Requirement: Below are the records; pull every line that includes "labels".

Entries taken from a collection
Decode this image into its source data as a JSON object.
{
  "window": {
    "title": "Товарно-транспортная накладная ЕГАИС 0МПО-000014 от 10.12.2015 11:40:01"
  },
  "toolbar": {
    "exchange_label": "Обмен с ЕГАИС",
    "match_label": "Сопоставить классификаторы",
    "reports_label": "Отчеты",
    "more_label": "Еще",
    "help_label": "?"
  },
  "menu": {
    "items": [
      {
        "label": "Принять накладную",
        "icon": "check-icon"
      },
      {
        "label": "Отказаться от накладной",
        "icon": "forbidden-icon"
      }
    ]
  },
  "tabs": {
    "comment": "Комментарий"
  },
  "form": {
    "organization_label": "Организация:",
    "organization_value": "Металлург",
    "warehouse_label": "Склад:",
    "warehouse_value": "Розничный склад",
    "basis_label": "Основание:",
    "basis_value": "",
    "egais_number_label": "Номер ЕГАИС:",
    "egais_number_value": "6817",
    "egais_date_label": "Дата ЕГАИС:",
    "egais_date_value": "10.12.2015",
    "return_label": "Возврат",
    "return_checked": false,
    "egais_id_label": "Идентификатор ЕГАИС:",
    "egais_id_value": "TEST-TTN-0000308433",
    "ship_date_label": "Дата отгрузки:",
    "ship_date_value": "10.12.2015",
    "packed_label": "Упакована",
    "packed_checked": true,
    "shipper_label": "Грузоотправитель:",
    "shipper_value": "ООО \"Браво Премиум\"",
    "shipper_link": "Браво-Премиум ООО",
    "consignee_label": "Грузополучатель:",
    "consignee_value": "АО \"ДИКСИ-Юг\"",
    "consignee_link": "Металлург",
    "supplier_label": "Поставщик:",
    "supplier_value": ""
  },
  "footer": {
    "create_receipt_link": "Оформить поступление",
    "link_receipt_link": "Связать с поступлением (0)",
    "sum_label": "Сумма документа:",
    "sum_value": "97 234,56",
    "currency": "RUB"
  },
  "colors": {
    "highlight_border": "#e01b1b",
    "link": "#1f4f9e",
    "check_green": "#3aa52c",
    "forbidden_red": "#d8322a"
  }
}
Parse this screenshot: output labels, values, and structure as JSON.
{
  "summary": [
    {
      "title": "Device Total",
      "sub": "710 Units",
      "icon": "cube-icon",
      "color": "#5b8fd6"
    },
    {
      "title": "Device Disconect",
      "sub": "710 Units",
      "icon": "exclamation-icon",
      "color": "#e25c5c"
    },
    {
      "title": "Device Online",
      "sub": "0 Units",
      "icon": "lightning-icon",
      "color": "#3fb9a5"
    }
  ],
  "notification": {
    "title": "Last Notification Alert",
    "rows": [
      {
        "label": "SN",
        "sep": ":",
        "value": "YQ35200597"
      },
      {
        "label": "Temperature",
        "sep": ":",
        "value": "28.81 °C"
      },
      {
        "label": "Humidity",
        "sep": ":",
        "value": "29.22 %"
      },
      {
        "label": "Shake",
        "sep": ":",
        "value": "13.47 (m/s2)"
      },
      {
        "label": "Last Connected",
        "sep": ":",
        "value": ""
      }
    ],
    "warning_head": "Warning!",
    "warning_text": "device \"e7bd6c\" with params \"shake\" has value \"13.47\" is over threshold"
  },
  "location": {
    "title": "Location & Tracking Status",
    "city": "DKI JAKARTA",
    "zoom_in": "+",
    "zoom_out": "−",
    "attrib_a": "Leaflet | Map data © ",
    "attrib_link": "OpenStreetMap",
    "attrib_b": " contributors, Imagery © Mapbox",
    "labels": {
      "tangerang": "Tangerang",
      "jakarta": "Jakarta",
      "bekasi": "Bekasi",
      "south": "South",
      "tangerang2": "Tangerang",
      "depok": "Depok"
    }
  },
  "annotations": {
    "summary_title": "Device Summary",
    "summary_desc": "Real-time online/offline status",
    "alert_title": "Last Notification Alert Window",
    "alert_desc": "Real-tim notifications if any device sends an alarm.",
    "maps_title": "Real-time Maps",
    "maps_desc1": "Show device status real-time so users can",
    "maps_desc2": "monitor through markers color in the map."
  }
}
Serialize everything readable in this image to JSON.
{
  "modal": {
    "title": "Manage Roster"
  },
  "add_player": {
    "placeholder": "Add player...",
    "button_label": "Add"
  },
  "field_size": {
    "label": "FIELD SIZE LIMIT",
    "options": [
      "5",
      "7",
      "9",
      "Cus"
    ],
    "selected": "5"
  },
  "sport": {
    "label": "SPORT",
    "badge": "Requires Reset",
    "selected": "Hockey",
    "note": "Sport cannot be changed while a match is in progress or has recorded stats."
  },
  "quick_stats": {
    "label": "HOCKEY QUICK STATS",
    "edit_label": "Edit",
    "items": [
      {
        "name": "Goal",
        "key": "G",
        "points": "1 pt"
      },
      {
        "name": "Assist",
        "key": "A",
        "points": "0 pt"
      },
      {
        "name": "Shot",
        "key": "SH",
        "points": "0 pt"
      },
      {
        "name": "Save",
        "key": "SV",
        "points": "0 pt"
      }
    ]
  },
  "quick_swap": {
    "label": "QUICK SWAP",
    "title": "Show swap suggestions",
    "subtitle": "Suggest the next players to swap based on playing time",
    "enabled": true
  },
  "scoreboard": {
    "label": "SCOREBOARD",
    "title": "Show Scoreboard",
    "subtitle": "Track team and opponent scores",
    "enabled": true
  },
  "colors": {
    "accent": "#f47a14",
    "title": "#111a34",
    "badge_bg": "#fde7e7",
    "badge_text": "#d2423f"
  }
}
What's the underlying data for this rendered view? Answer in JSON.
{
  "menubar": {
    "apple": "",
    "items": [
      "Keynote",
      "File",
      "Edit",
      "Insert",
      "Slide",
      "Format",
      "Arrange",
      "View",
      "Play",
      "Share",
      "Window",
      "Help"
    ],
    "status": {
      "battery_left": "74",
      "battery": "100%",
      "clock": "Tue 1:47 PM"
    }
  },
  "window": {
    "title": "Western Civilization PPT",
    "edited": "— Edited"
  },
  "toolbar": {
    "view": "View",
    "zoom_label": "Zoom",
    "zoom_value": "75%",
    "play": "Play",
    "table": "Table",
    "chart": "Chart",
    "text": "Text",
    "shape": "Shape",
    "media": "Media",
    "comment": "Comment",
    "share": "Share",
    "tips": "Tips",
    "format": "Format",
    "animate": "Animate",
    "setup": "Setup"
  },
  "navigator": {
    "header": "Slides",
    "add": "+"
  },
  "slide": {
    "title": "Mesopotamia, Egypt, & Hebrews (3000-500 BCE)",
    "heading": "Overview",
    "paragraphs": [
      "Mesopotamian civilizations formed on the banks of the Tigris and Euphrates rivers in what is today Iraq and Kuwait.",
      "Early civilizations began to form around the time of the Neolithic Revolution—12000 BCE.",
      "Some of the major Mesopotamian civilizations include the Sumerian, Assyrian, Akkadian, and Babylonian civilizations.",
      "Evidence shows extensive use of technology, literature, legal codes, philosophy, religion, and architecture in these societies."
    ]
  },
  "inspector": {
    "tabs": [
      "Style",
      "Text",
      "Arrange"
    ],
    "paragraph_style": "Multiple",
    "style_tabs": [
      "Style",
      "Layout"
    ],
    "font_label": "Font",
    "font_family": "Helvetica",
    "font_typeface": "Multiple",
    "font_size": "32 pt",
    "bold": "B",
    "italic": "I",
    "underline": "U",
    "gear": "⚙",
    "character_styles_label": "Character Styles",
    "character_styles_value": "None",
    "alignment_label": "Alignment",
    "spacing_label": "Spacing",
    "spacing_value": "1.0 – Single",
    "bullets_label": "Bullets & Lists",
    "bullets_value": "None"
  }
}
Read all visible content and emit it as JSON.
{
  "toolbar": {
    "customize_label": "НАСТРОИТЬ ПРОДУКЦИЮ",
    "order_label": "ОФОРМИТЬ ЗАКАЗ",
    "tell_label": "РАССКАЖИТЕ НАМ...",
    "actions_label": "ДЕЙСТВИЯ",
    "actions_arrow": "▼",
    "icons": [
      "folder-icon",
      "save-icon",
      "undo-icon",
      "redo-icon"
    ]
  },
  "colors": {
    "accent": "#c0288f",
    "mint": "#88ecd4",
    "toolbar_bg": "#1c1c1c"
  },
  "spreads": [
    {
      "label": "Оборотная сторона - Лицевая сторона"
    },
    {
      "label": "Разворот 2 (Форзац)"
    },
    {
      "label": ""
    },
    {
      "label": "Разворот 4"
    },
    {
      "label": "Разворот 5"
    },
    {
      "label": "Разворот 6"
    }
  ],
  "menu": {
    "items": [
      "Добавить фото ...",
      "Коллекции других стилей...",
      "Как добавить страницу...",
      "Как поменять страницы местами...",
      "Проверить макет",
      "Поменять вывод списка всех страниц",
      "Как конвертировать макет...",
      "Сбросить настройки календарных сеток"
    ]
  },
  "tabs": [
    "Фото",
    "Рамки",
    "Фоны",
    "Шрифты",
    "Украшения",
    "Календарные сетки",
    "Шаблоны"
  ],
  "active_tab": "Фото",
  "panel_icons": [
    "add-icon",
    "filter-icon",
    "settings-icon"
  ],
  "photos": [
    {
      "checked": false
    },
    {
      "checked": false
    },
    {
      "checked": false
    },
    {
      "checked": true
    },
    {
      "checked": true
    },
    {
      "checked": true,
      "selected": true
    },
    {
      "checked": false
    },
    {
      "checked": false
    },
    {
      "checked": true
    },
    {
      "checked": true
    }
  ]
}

Task output:
Parse this screenshot: output labels, values, and structure as JSON.
    "labels": {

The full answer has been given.